▸ **WHAT TO DO**: From the listing below, extract every line containing "amazon".

▼▼▼

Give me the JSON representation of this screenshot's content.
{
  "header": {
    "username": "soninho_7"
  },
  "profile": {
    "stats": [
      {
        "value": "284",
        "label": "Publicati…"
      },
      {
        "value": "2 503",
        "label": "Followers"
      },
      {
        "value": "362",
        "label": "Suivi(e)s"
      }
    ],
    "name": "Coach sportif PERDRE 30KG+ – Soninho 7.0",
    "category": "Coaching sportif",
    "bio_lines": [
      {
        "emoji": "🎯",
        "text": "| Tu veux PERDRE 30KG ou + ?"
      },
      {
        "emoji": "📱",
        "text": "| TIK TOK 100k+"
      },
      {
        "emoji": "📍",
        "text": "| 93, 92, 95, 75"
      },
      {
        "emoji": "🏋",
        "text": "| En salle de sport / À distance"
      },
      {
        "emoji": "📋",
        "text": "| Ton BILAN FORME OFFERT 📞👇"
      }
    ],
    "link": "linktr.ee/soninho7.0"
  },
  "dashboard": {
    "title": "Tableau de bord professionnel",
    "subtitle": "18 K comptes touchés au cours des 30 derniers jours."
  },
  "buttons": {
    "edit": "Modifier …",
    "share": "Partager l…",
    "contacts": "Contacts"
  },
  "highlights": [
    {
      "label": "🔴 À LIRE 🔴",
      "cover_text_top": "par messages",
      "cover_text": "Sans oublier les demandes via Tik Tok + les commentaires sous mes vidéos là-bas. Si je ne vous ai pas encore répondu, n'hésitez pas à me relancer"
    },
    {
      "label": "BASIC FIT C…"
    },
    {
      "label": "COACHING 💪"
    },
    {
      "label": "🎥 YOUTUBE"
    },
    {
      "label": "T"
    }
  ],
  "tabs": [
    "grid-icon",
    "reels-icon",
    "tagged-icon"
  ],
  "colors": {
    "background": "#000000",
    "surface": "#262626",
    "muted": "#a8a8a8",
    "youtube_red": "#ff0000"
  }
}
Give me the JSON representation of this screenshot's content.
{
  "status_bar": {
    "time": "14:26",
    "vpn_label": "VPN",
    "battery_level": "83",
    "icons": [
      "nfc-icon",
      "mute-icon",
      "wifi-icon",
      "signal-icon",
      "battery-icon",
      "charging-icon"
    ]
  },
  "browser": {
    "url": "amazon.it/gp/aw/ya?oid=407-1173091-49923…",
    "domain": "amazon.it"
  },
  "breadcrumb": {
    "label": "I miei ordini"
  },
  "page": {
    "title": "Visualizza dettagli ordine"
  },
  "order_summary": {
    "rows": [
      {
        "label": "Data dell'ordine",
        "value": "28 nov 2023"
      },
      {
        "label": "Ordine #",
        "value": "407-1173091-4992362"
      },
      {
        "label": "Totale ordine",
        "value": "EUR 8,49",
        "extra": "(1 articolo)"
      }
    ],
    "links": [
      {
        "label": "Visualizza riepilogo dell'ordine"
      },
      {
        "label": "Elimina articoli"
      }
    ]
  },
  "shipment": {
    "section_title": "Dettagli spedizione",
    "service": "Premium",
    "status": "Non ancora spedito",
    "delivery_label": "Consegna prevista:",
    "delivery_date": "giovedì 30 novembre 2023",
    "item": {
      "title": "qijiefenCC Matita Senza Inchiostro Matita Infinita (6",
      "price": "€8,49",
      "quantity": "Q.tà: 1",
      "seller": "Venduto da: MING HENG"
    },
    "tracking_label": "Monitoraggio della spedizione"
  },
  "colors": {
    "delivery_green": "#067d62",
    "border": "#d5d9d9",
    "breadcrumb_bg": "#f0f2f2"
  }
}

▲▲▲

▸ **COMPLETED EXERCISE**:
    "url": "amazon.it/gp/aw/ya?oid=407-1173091-49923…",
    "domain": "amazon.it"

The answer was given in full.